START

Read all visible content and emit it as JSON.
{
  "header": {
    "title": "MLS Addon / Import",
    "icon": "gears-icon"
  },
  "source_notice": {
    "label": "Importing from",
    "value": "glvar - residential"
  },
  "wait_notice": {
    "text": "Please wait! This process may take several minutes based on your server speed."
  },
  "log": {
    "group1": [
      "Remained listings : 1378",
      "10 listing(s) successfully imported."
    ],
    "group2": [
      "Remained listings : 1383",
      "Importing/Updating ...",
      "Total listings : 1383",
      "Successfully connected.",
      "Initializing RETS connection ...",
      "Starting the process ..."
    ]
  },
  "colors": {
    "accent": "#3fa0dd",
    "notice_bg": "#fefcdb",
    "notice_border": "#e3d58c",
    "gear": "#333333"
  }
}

END

Given problem ▸ State how many lines of the records above contain the word "Remained", and give only that number.

Expected output ▸ 2